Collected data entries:
--- --- ---
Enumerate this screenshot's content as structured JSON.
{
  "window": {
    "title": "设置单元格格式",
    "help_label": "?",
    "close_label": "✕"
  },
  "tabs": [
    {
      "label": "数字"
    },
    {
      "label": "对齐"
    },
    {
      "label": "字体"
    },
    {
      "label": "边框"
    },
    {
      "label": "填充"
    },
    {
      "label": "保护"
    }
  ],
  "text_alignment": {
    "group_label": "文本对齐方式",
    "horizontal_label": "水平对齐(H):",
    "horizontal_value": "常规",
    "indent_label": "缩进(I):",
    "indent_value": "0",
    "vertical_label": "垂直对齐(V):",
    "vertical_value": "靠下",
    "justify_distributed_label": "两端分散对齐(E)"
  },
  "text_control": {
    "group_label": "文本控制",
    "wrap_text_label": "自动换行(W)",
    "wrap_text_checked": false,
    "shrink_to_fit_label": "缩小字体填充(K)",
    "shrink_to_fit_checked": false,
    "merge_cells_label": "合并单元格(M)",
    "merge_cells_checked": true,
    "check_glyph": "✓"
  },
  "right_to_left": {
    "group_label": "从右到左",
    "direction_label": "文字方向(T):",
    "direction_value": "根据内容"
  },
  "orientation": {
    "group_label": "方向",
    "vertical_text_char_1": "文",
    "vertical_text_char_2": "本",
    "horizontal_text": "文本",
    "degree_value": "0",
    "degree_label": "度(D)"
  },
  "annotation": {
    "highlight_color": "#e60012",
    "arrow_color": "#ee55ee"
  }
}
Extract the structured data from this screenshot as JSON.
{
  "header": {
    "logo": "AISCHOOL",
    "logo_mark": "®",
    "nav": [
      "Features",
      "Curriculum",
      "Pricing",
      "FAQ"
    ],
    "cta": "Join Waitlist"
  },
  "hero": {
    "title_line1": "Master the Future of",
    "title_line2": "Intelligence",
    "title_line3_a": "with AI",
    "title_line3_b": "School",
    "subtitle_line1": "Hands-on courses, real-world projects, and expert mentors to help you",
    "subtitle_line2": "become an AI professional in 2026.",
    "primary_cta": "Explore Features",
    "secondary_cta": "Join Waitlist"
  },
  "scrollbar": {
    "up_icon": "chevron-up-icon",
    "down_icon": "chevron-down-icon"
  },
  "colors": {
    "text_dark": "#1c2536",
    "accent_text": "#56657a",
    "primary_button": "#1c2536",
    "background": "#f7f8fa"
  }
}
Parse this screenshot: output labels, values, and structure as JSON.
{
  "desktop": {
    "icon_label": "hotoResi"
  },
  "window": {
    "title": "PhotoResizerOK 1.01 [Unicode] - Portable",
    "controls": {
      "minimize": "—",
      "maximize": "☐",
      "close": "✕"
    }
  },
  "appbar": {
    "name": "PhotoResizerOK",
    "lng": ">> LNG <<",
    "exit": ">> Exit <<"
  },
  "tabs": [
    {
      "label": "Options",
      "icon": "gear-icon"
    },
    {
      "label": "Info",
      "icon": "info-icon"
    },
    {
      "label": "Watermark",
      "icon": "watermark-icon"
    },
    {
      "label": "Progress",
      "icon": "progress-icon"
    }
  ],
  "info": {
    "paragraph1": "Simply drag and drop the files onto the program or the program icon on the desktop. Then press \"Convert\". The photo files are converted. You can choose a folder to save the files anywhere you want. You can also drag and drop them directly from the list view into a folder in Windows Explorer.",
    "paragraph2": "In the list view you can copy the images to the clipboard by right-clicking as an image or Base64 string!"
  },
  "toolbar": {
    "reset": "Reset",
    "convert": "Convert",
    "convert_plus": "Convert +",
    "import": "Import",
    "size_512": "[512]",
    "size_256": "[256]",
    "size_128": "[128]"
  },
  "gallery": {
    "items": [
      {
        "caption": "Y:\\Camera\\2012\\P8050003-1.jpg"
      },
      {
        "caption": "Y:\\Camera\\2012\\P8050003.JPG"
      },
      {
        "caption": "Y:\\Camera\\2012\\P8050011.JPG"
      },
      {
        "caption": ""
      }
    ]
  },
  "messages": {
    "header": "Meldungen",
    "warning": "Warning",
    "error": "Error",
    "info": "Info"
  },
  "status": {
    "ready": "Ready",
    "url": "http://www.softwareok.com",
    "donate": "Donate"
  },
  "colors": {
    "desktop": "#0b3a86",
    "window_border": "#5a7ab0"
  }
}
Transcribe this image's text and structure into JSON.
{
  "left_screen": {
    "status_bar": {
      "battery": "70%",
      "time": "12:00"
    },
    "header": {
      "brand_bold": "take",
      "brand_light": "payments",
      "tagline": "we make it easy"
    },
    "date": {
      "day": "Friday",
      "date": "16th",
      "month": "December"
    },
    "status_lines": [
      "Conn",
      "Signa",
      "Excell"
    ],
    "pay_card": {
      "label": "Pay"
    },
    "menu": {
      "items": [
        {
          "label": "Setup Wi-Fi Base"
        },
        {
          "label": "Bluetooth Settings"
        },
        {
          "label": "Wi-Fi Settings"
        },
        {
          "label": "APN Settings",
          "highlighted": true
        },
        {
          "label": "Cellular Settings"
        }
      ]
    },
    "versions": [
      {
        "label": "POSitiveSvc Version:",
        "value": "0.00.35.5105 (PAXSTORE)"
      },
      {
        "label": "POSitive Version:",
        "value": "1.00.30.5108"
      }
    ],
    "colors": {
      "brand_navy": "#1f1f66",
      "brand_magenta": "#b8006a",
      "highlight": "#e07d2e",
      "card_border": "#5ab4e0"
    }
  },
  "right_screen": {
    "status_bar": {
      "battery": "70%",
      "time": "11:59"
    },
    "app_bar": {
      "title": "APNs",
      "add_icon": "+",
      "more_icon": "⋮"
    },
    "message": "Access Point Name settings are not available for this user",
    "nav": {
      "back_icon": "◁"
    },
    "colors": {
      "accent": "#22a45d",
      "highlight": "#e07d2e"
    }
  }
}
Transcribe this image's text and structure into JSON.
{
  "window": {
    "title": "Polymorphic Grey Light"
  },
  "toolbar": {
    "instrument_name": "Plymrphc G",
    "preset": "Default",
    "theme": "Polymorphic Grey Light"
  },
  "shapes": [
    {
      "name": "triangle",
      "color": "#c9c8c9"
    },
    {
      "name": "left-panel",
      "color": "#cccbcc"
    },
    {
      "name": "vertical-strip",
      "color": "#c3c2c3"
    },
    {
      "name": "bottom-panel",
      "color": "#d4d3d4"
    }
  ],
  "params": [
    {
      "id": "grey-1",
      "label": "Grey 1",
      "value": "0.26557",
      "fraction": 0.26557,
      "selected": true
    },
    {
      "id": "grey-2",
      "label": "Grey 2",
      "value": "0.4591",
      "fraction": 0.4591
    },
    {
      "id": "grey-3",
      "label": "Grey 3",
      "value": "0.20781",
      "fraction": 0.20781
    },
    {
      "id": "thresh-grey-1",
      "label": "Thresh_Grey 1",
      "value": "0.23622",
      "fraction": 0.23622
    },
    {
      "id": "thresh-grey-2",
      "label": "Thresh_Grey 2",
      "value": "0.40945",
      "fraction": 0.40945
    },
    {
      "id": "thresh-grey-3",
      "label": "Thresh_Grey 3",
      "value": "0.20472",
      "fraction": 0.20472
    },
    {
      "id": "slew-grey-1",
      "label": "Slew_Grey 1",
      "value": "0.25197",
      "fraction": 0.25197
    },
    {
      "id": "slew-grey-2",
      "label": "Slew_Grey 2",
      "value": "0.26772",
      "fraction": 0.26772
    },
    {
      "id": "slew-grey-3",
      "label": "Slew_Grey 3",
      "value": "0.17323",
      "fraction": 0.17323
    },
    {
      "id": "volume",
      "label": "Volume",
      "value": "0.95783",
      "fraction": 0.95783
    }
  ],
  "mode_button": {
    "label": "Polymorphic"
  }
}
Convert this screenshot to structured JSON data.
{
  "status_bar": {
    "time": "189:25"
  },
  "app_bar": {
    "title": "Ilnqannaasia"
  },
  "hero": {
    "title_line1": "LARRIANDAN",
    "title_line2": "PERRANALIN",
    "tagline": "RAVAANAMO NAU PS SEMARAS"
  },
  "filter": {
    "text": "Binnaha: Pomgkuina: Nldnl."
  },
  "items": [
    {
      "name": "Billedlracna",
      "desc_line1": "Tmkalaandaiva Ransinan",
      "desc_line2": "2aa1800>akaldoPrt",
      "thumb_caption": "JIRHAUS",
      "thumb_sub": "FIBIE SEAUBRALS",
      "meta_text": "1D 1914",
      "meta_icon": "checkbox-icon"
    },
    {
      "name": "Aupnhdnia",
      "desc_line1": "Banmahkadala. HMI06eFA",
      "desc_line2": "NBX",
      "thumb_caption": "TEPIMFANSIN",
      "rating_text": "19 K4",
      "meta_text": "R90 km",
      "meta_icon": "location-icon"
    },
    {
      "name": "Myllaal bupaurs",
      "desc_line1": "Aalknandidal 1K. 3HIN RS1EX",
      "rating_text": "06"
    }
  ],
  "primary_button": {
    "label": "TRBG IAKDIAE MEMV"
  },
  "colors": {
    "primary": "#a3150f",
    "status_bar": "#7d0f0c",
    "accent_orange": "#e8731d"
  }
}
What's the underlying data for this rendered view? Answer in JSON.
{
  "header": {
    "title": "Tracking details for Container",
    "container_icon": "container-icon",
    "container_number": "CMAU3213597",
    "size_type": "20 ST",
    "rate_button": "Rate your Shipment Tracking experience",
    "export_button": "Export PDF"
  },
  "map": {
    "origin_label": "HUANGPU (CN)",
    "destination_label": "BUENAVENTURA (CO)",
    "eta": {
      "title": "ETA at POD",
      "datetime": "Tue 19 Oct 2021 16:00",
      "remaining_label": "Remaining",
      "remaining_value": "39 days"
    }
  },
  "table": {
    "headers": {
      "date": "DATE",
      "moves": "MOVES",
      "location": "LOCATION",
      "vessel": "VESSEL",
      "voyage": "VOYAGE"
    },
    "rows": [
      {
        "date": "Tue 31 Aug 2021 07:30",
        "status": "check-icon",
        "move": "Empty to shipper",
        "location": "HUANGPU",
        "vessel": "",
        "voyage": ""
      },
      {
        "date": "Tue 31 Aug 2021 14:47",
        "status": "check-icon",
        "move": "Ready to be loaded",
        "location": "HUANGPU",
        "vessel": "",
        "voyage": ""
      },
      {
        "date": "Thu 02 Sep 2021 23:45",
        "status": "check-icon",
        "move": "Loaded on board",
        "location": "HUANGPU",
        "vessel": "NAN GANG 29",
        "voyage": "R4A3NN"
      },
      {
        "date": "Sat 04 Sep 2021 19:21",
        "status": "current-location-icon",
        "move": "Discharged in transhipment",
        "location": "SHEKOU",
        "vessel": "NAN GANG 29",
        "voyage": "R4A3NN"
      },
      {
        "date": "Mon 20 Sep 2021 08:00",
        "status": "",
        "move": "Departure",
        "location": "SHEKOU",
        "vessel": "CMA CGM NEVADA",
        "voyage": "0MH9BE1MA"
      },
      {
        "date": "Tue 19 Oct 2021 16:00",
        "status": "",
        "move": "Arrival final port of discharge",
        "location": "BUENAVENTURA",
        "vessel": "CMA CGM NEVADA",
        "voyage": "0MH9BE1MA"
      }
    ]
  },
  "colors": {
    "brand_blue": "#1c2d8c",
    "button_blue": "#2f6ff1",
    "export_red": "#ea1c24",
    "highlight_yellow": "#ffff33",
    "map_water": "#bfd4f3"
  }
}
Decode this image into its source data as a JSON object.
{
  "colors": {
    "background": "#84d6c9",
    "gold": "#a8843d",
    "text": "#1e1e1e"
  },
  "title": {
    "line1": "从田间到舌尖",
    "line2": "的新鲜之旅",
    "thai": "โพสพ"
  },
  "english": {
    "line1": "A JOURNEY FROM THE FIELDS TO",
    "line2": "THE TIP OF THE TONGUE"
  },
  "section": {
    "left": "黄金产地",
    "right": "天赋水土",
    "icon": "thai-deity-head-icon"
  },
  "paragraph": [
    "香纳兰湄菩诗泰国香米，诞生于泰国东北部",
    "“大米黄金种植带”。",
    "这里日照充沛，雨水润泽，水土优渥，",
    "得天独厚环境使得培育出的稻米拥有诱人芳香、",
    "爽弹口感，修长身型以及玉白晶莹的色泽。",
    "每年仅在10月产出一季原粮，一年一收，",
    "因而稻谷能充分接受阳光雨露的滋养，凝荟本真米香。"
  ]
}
--- --- ---
### [WHAT THE TASK REQUIRES]
Search the lines for "chevron". Copy each line that has it.

### [WRITTEN SOLUTION]
    "up_icon": "chevron-up-icon",
    "down_icon": "chevron-down-icon"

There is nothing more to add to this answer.